**TASK DIRECTIONS**
Transcribe every line, keeping it exact.

-- begin RECORDED DATA --

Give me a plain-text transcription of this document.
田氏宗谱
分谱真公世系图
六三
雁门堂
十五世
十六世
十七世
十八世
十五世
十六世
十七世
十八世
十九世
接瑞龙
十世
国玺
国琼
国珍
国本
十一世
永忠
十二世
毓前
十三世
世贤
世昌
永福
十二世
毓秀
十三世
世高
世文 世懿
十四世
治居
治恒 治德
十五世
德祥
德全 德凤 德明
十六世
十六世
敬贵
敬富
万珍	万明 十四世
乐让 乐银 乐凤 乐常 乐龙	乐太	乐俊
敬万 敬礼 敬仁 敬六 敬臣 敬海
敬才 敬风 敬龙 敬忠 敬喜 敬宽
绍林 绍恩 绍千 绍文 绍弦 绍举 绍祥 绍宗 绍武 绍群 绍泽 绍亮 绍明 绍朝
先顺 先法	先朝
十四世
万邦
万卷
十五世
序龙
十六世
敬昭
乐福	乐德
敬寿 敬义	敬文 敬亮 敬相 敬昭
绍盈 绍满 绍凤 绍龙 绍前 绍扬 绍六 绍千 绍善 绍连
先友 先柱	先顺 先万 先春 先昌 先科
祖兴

-- end RECORDED DATA --

**EXERCISE OUTPUT**
Give me a plain-text transcription of this document.
田氏宗谱
分谱真公世系图
六三
雁门堂
十五世
十六世
十七世
十八世
十五世
十六世
十七世
十八世
十九世
接瑞龙
十世
国玺
国琼
国珍
国本
十一世
永忠
十二世
毓前
十三世
世贤
世昌
永福
十二世
毓秀
十三世
世高
世文 世懿
十四世
治居
治恒 治德
十五世
德祥
德全 德凤 德明
十六世
十六世
敬贵
敬富
万珍	万明 十四世
乐让 乐银 乐凤 乐常 乐龙	乐太	乐俊
敬万 敬礼 敬仁 敬六 敬臣 敬海
敬才 敬风 敬龙 敬忠 敬喜 敬宽
绍林 绍恩 绍千 绍文 绍弦 绍举 绍祥 绍宗 绍武 绍群 绍泽 绍亮 绍明 绍朝
先顺 先法	先朝
十四世
万邦
万卷
十五世
序龙
十六世
敬昭
乐福	乐德
敬寿 敬义	敬文 敬亮 敬相 敬昭
绍盈 绍满 绍凤 绍龙 绍前 绍扬 绍六 绍千 绍善 绍连
先友 先柱	先顺 先万 先春 先昌 先科
祖兴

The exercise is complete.